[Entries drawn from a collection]

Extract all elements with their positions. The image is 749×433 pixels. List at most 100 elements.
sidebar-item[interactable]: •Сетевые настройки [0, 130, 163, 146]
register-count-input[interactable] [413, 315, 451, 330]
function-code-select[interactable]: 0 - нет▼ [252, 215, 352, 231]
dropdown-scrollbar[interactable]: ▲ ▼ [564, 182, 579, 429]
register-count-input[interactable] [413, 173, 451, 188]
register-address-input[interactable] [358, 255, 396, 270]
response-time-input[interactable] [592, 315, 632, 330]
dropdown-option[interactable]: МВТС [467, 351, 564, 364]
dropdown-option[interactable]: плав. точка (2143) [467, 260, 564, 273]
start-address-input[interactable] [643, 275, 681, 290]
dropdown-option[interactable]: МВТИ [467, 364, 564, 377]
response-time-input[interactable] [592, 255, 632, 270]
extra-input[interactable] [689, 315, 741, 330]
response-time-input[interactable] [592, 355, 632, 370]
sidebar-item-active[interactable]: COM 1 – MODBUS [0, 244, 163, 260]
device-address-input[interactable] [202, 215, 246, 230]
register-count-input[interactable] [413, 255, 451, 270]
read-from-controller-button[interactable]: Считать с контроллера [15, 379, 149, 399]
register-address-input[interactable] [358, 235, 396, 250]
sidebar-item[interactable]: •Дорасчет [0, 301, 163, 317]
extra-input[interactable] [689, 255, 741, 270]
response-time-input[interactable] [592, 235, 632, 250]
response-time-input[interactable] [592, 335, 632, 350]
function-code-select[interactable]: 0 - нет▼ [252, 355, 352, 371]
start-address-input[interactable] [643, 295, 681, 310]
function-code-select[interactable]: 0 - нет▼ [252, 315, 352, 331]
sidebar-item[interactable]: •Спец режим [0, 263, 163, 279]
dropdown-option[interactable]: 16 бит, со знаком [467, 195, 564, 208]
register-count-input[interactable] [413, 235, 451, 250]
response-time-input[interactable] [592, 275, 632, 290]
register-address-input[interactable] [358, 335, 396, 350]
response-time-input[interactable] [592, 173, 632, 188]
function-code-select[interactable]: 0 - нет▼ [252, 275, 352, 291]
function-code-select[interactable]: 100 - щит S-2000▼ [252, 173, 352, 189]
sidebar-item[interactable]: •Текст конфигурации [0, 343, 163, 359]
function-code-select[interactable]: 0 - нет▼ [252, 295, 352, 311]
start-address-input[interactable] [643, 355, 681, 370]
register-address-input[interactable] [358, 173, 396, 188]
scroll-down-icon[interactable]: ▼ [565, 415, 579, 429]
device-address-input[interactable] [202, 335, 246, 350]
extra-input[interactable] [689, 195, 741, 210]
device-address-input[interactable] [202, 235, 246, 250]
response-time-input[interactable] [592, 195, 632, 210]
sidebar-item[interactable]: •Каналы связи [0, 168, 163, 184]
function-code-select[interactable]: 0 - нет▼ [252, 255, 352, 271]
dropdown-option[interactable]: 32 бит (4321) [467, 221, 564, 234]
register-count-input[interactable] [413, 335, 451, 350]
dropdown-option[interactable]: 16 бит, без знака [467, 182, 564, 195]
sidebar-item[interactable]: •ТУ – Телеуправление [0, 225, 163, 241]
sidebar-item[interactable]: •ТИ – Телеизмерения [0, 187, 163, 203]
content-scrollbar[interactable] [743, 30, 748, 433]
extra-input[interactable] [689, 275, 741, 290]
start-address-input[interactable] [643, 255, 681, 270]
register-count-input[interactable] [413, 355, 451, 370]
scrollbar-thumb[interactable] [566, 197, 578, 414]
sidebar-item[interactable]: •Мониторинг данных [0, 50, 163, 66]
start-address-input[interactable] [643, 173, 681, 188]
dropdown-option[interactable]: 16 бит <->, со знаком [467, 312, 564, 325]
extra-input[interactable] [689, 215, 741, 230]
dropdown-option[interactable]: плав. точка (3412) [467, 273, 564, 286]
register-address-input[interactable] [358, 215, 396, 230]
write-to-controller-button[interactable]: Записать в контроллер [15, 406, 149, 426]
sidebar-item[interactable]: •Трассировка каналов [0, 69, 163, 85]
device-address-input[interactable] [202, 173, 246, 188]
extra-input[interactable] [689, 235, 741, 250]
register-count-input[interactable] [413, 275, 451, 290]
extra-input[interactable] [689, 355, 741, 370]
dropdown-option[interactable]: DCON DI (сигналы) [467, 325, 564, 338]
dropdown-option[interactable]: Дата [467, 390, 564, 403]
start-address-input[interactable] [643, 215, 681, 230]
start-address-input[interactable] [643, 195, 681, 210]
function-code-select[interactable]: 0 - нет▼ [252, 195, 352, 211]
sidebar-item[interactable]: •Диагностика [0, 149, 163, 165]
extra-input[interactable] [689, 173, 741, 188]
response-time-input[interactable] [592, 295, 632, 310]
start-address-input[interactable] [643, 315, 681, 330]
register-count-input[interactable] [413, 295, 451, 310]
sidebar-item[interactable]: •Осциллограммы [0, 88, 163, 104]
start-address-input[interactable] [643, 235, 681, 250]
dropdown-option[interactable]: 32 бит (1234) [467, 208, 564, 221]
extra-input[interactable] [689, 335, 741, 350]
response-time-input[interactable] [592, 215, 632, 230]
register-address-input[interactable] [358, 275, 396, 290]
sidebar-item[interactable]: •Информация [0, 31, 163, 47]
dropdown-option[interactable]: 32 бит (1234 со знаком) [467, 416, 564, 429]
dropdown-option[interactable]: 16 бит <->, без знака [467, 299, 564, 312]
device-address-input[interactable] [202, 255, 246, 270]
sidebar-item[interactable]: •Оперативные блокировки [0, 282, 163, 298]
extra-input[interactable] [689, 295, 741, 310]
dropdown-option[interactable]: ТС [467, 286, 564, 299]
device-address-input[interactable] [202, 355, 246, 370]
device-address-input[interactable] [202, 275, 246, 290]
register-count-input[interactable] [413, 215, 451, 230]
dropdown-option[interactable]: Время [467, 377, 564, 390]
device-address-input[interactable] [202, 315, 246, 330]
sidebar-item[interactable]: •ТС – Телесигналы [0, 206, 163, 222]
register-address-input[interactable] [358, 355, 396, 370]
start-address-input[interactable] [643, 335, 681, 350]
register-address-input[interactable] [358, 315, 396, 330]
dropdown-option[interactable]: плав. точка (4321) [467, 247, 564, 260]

◆ **The task**:
Put every line of the listing above into a JSON list of strings, one string per line, and skip any blank lines.

◆ **Solution to the problem**:
[
  "Extract all elements with their positions. The image is 749×433 pixels. List at most 100 elements.",
  "sidebar-item[interactable]: •Сетевые настройки [0, 130, 163, 146]",
  "register-count-input[interactable] [413, 315, 451, 330]",
  "function-code-select[interactable]: 0 - нет▼ [252, 215, 352, 231]",
  "dropdown-scrollbar[interactable]: ▲ ▼ [564, 182, 579, 429]",
  "register-count-input[interactable] [413, 173, 451, 188]",
  "register-address-input[interactable] [358, 255, 396, 270]",
  "response-time-input[interactable] [592, 315, 632, 330]",
  "dropdown-option[interactable]: МВТС [467, 351, 564, 364]",
  "dropdown-option[interactable]: плав. точка (2143) [467, 260, 564, 273]",
  "start-address-input[interactable] [643, 275, 681, 290]",
  "dropdown-option[interactable]: МВТИ [467, 364, 564, 377]",
  "response-time-input[interactable] [592, 255, 632, 270]",
  "extra-input[interactable] [689, 315, 741, 330]",
  "response-time-input[interactable] [592, 355, 632, 370]",
  "sidebar-item-active[interactable]: COM 1 – MODBUS [0, 244, 163, 260]",
  "device-address-input[interactable] [202, 215, 246, 230]",
  "register-count-input[interactable] [413, 255, 451, 270]",
  "read-from-controller-button[interactable]: Считать с контроллера [15, 379, 149, 399]",
  "register-address-input[interactable] [358, 235, 396, 250]",
  "sidebar-item[interactable]: •Дорасчет [0, 301, 163, 317]",
  "extra-input[interactable] [689, 255, 741, 270]",
  "response-time-input[interactable] [592, 235, 632, 250]",
  "response-time-input[interactable] [592, 335, 632, 350]",
  "function-code-select[interactable]: 0 - нет▼ [252, 355, 352, 371]",
  "start-address-input[interactable] [643, 295, 681, 310]",
  "function-code-select[interactable]: 0 - нет▼ [252, 315, 352, 331]",
  "sidebar-item[interactable]: •Спец режим [0, 263, 163, 279]",
  "dropdown-option[interactable]: 16 бит, со знаком [467, 195, 564, 208]",
  "register-count-input[interactable] [413, 235, 451, 250]",
  "response-time-input[interactable] [592, 275, 632, 290]",
  "register-address-input[interactable] [358, 335, 396, 350]",
  "response-time-input[interactable] [592, 173, 632, 188]",
  "function-code-select[interactable]: 0 - нет▼ [252, 275, 352, 291]",
  "function-code-select[interactable]: 100 - щит S-2000▼ [252, 173, 352, 189]",
  "sidebar-item[interactable]: •Текст конфигурации [0, 343, 163, 359]",
  "function-code-select[interactable]: 0 - нет▼ [252, 295, 352, 311]",
  "start-address-input[interactable] [643, 355, 681, 370]",
  "register-address-input[interactable] [358, 173, 396, 188]",
  "scroll-down-icon[interactable]: ▼ [565, 415, 579, 429]",
  "device-address-input[interactable] [202, 335, 246, 350]",
  "extra-input[interactable] [689, 195, 741, 210]",
  "device-address-input[interactable] [202, 235, 246, 250]",
  "response-time-input[interactable] [592, 195, 632, 210]",
  "sidebar-item[interactable]: •Каналы связи [0, 168, 163, 184]",
  "function-code-select[interactable]: 0 - нет▼ [252, 255, 352, 271]",
  "dropdown-option[interactable]: 32 бит (4321) [467, 221, 564, 234]",
  "register-count-input[interactable] [413, 335, 451, 350]",
  "dropdown-option[interactable]: 16 бит, без знака [467, 182, 564, 195]",
  "sidebar-item[interactable]: •ТУ – Телеуправление [0, 225, 163, 241]",
  "sidebar-item[interactable]: •ТИ – Телеизмерения [0, 187, 163, 203]",
  "content-scrollbar[interactable] [743, 30, 748, 433]",
  "extra-input[interactable] [689, 275, 741, 290]",
  "start-address-input[interactable] [643, 255, 681, 270]",
  "register-count-input[interactable] [413, 355, 451, 370]",
  "scrollbar-thumb[interactable] [566, 197, 578, 414]",
  "sidebar-item[interactable]: •Мониторинг данных [0, 50, 163, 66]",
  "start-address-input[interactable] [643, 173, 681, 188]",
  "dropdown-option[interactable]: 16 бит <->, со знаком [467, 312, 564, 325]",
  "extra-input[interactable] [689, 215, 741, 230]",
  "dropdown-option[interactable]: плав. точка (3412) [467, 273, 564, 286]",
  "register-address-input[interactable] [358, 215, 396, 230]",
  "write-to-controller-button[interactable]: Записать в контроллер [15, 406, 149, 426]",
  "sidebar-item[interactable]: •Трассировка каналов [0, 69, 163, 85]",
  "device-address-input[interactable] [202, 173, 246, 188]",
  "extra-input[interactable] [689, 235, 741, 250]",
  "register-count-input[interactable] [413, 275, 451, 290]",
  "extra-input[interactable] [689, 355, 741, 370]",
  "dropdown-option[interactable]: DCON DI (сигналы) [467, 325, 564, 338]",
  "dropdown-option[interactable]: Дата [467, 390, 564, 403]",
  "start-address-input[interactable] [643, 215, 681, 230]",
  "start-address-input[interactable] [643, 195, 681, 210]",
  "function-code-select[interactable]: 0 - нет▼ [252, 195, 352, 211]",
  "sidebar-item[interactable]: •Диагностика [0, 149, 163, 165]",
  "extra-input[interactable] [689, 173, 741, 188]",
  "response-time-input[interactable] [592, 295, 632, 310]",
  "start-address-input[interactable] [643, 315, 681, 330]",
  "register-count-input[interactable] [413, 295, 451, 310]",
  "sidebar-item[interactable]: •Осциллограммы [0, 88, 163, 104]",
  "start-address-input[interactable] [643, 235, 681, 250]",
  "dropdown-option[interactable]: 32 бит (1234) [467, 208, 564, 221]",
  "extra-input[interactable] [689, 335, 741, 350]",
  "response-time-input[interactable] [592, 215, 632, 230]",
  "register-address-input[interactable] [358, 275, 396, 290]",
  "sidebar-item[interactable]: •Информация [0, 31, 163, 47]",
  "dropdown-option[interactable]: 32 бит (1234 со знаком) [467, 416, 564, 429]",
  "dropdown-option[interactable]: 16 бит <->, без знака [467, 299, 564, 312]",
  "device-address-input[interactable] [202, 255, 246, 270]",
  "sidebar-item[interactable]: •Оперативные блокировки [0, 282, 163, 298]",
  "extra-input[interactable] [689, 295, 741, 310]",
  "dropdown-option[interactable]: ТС [467, 286, 564, 299]",
  "device-address-input[interactable] [202, 355, 246, 370]",
  "device-address-input[interactable] [202, 275, 246, 290]",
  "register-count-input[interactable] [413, 215, 451, 230]",
  "dropdown-option[interactable]: Время [467, 377, 564, 390]",
  "device-address-input[interactable] [202, 315, 246, 330]",
  "sidebar-item[interactable]: •ТС – Телесигналы [0, 206, 163, 222]",
  "register-address-input[interactable] [358, 355, 396, 370]",
  "start-address-input[interactable] [643, 335, 681, 350]",
  "register-address-input[interactable] [358, 315, 396, 330]",
  "dropdown-option[interactable]: плав. точка (4321) [467, 247, 564, 260]"
]